-- START --

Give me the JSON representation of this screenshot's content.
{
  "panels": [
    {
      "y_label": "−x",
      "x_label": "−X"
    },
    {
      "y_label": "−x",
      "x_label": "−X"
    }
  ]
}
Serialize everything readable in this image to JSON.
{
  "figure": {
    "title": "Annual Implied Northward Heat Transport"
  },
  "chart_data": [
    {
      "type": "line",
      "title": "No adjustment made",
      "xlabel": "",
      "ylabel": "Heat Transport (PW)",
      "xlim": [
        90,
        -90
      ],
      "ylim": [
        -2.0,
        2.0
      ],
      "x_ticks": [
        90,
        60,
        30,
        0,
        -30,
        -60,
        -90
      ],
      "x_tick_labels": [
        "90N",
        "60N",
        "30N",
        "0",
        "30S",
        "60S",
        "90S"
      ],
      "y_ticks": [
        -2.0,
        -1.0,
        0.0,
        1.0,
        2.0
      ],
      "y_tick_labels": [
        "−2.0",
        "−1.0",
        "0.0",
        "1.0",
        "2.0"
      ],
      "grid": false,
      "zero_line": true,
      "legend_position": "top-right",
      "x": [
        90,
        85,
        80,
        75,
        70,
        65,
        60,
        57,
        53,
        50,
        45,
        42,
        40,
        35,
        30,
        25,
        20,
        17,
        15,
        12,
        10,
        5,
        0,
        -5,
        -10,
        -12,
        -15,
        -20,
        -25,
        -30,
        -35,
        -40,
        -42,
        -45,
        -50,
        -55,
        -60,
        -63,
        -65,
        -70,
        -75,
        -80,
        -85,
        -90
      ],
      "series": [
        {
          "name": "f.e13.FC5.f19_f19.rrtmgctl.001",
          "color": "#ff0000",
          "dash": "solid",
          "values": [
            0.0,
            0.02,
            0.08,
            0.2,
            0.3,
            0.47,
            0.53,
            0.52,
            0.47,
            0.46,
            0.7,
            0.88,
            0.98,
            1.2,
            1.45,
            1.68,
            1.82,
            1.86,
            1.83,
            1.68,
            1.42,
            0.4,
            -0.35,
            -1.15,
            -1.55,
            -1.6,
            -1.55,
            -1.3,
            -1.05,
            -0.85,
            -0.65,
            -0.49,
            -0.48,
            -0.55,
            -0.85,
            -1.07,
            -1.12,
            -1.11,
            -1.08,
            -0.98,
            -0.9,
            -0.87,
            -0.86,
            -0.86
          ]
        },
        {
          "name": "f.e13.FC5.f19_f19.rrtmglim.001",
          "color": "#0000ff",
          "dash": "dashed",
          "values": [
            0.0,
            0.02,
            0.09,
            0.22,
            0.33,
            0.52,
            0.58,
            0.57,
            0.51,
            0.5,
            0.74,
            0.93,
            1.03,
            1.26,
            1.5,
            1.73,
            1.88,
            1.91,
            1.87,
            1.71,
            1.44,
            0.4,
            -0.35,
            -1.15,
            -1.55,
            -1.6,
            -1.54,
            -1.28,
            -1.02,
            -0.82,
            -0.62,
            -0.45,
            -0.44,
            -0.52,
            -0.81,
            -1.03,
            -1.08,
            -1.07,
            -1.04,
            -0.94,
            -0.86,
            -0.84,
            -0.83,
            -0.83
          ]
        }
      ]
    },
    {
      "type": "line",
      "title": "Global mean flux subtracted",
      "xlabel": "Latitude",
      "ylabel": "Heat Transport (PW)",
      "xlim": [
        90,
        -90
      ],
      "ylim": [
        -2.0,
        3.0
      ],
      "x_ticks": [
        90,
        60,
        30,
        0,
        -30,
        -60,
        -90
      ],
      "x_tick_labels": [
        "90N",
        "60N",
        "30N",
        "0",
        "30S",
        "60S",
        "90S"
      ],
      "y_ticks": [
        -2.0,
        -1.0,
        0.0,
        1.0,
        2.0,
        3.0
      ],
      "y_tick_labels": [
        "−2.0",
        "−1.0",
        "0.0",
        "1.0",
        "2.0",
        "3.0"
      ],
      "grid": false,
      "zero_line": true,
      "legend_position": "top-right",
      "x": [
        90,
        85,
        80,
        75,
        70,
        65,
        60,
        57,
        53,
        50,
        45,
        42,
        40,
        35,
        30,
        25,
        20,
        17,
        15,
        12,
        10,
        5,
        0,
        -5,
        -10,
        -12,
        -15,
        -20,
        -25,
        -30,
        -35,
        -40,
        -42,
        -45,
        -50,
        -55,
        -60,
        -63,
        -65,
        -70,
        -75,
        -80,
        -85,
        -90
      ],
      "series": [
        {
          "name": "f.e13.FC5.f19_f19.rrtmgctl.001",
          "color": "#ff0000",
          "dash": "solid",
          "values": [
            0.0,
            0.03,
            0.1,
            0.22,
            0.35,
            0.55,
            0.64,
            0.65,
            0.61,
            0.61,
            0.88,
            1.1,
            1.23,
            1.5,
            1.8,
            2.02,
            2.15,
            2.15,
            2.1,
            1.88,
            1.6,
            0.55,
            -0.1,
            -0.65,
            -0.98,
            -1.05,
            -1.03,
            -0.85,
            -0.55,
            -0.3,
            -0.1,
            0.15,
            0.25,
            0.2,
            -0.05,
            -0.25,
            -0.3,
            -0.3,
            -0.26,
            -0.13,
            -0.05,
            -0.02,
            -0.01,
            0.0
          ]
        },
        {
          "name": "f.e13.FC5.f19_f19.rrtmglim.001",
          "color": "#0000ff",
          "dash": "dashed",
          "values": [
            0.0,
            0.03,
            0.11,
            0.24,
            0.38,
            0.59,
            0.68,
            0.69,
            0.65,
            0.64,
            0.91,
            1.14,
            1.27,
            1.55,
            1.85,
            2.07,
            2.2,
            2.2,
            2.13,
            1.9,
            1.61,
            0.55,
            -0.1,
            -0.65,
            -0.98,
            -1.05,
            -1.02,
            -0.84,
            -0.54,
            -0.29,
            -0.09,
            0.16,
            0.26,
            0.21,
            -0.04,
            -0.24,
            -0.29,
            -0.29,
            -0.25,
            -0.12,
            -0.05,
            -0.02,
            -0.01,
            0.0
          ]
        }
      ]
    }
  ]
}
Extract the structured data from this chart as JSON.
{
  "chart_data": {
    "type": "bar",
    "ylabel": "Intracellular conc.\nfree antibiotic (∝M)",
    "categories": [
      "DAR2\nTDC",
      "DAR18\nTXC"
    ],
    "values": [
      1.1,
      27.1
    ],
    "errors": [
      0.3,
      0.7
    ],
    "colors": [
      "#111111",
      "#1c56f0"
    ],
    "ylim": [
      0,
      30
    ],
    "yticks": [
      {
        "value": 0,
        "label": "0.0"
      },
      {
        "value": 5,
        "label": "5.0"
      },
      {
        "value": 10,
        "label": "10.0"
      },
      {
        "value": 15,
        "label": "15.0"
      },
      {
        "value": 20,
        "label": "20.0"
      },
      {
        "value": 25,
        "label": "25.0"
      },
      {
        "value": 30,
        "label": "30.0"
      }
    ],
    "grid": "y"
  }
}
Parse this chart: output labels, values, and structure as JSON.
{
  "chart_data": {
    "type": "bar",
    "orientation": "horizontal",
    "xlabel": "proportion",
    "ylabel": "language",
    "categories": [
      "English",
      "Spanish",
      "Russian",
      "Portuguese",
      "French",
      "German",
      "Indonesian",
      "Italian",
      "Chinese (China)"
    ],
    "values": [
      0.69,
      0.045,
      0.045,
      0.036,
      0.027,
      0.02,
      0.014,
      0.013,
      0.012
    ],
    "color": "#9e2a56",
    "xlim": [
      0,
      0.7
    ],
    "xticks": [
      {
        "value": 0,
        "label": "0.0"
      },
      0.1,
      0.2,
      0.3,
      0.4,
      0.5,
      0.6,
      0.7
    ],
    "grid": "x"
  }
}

-- END --

EXERCISE REQUIREMENTS
Retype each record exactly, leaving nothing out.

SOLUTION FOR THIS PROBLEM
Give me the JSON representation of this screenshot's content.
{
  "panels": [
    {
      "y_label": "−x",
      "x_label": "−X"
    },
    {
      "y_label": "−x",
      "x_label": "−X"
    }
  ]
}
Serialize everything readable in this image to JSON.
{
  "figure": {
    "title": "Annual Implied Northward Heat Transport"
  },
  "chart_data": [
    {
      "type": "line",
      "title": "No adjustment made",
      "xlabel": "",
      "ylabel": "Heat Transport (PW)",
      "xlim": [
        90,
        -90
      ],
      "ylim": [
        -2.0,
        2.0
      ],
      "x_ticks": [
        90,
        60,
        30,
        0,
        -30,
        -60,
        -90
      ],
      "x_tick_labels": [
        "90N",
        "60N",
        "30N",
        "0",
        "30S",
        "60S",
        "90S"
      ],
      "y_ticks": [
        -2.0,
        -1.0,
        0.0,
        1.0,
        2.0
      ],
      "y_tick_labels": [
        "−2.0",
        "−1.0",
        "0.0",
        "1.0",
        "2.0"
      ],
      "grid": false,
      "zero_line": true,
      "legend_position": "top-right",
      "x": [
        90,
        85,
        80,
        75,
        70,
        65,
        60,
        57,
        53,
        50,
        45,
        42,
        40,
        35,
        30,
        25,
        20,
        17,
        15,
        12,
        10,
        5,
        0,
        -5,
        -10,
        -12,
        -15,
        -20,
        -25,
        -30,
        -35,
        -40,
        -42,
        -45,
        -50,
        -55,
        -60,
        -63,
        -65,
        -70,
        -75,
        -80,
        -85,
        -90
      ],
      "series": [
        {
          "name": "f.e13.FC5.f19_f19.rrtmgctl.001",
          "color": "#ff0000",
          "dash": "solid",
          "values": [
            0.0,
            0.02,
            0.08,
            0.2,
            0.3,
            0.47,
            0.53,
            0.52,
            0.47,
            0.46,
            0.7,
            0.88,
            0.98,
            1.2,
            1.45,
            1.68,
            1.82,
            1.86,
            1.83,
            1.68,
            1.42,
            0.4,
            -0.35,
            -1.15,
            -1.55,
            -1.6,
            -1.55,
            -1.3,
            -1.05,
            -0.85,
            -0.65,
            -0.49,
            -0.48,
            -0.55,
            -0.85,
            -1.07,
            -1.12,
            -1.11,
            -1.08,
            -0.98,
            -0.9,
            -0.87,
            -0.86,
            -0.86
          ]
        },
        {
          "name": "f.e13.FC5.f19_f19.rrtmglim.001",
          "color": "#0000ff",
          "dash": "dashed",
          "values": [
            0.0,
            0.02,
            0.09,
            0.22,
            0.33,
            0.52,
            0.58,
            0.57,
            0.51,
            0.5,
            0.74,
            0.93,
            1.03,
            1.26,
            1.5,
            1.73,
            1.88,
            1.91,
            1.87,
            1.71,
            1.44,
            0.4,
            -0.35,
            -1.15,
            -1.55,
            -1.6,
            -1.54,
            -1.28,
            -1.02,
            -0.82,
            -0.62,
            -0.45,
            -0.44,
            -0.52,
            -0.81,
            -1.03,
            -1.08,
            -1.07,
            -1.04,
            -0.94,
            -0.86,
            -0.84,
            -0.83,
            -0.83
          ]
        }
      ]
    },
    {
      "type": "line",
      "title": "Global mean flux subtracted",
      "xlabel": "Latitude",
      "ylabel": "Heat Transport (PW)",
      "xlim": [
        90,
        -90
      ],
      "ylim": [
        -2.0,
        3.0
      ],
      "x_ticks": [
        90,
        60,
        30,
        0,
        -30,
        -60,
        -90
      ],
      "x_tick_labels": [
        "90N",
        "60N",
        "30N",
        "0",
        "30S",
        "60S",
        "90S"
      ],
      "y_ticks": [
        -2.0,
        -1.0,
        0.0,
        1.0,
        2.0,
        3.0
      ],
      "y_tick_labels": [
        "−2.0",
        "−1.0",
        "0.0",
        "1.0",
        "2.0",
        "3.0"
      ],
      "grid": false,
      "zero_line": true,
      "legend_position": "top-right",
      "x": [
        90,
        85,
        80,
        75,
        70,
        65,
        60,
        57,
        53,
        50,
        45,
        42,
        40,
        35,
        30,
        25,
        20,
        17,
        15,
        12,
        10,
        5,
        0,
        -5,
        -10,
        -12,
        -15,
        -20,
        -25,
        -30,
        -35,
        -40,
        -42,
        -45,
        -50,
        -55,
        -60,
        -63,
        -65,
        -70,
        -75,
        -80,
        -85,
        -90
      ],
      "series": [
        {
          "name": "f.e13.FC5.f19_f19.rrtmgctl.001",
          "color": "#ff0000",
          "dash": "solid",
          "values": [
            0.0,
            0.03,
            0.1,
            0.22,
            0.35,
            0.55,
            0.64,
            0.65,
            0.61,
            0.61,
            0.88,
            1.1,
            1.23,
            1.5,
            1.8,
            2.02,
            2.15,
            2.15,
            2.1,
            1.88,
            1.6,
            0.55,
            -0.1,
            -0.65,
            -0.98,
            -1.05,
            -1.03,
            -0.85,
            -0.55,
            -0.3,
            -0.1,
            0.15,
            0.25,
            0.2,
            -0.05,
            -0.25,
            -0.3,
            -0.3,
            -0.26,
            -0.13,
            -0.05,
            -0.02,
            -0.01,
            0.0
          ]
        },
        {
          "name": "f.e13.FC5.f19_f19.rrtmglim.001",
          "color": "#0000ff",
          "dash": "dashed",
          "values": [
            0.0,
            0.03,
            0.11,
            0.24,
            0.38,
            0.59,
            0.68,
            0.69,
            0.65,
            0.64,
            0.91,
            1.14,
            1.27,
            1.55,
            1.85,
            2.07,
            2.2,
            2.2,
            2.13,
            1.9,
            1.61,
            0.55,
            -0.1,
            -0.65,
            -0.98,
            -1.05,
            -1.02,
            -0.84,
            -0.54,
            -0.29,
            -0.09,
            0.16,
            0.26,
            0.21,
            -0.04,
            -0.24,
            -0.29,
            -0.29,
            -0.25,
            -0.12,
            -0.05,
            -0.02,
            -0.01,
            0.0
          ]
        }
      ]
    }
  ]
}
Extract the structured data from this chart as JSON.
{
  "chart_data": {
    "type": "bar",
    "ylabel": "Intracellular conc.\nfree antibiotic (∝M)",
    "categories": [
      "DAR2\nTDC",
      "DAR18\nTXC"
    ],
    "values": [
      1.1,
      27.1
    ],
    "errors": [
      0.3,
      0.7
    ],
    "colors": [
      "#111111",
      "#1c56f0"
    ],
    "ylim": [
      0,
      30
    ],
    "yticks": [
      {
        "value": 0,
        "label": "0.0"
      },
      {
        "value": 5,
        "label": "5.0"
      },
      {
        "value": 10,
        "label": "10.0"
      },
      {
        "value": 15,
        "label": "15.0"
      },
      {
        "value": 20,
        "label": "20.0"
      },
      {
        "value": 25,
        "label": "25.0"
      },
      {
        "value": 30,
        "label": "30.0"
      }
    ],
    "grid": "y"
  }
}
Parse this chart: output labels, values, and structure as JSON.
{
  "chart_data": {
    "type": "bar",
    "orientation": "horizontal",
    "xlabel": "proportion",
    "ylabel": "language",
    "categories": [
      "English",
      "Spanish",
      "Russian",
      "Portuguese",
      "French",
      "German",
      "Indonesian",
      "Italian",
      "Chinese (China)"
    ],
    "values": [
      0.69,
      0.045,
      0.045,
      0.036,
      0.027,
      0.02,
      0.014,
      0.013,
      0.012
    ],
    "color": "#9e2a56",
    "xlim": [
      0,
      0.7
    ],
    "xticks": [
      {
        "value": 0,
        "label": "0.0"
      },
      0.1,
      0.2,
      0.3,
      0.4,
      0.5,
      0.6,
      0.7
    ],
    "grid": "x"
  }
}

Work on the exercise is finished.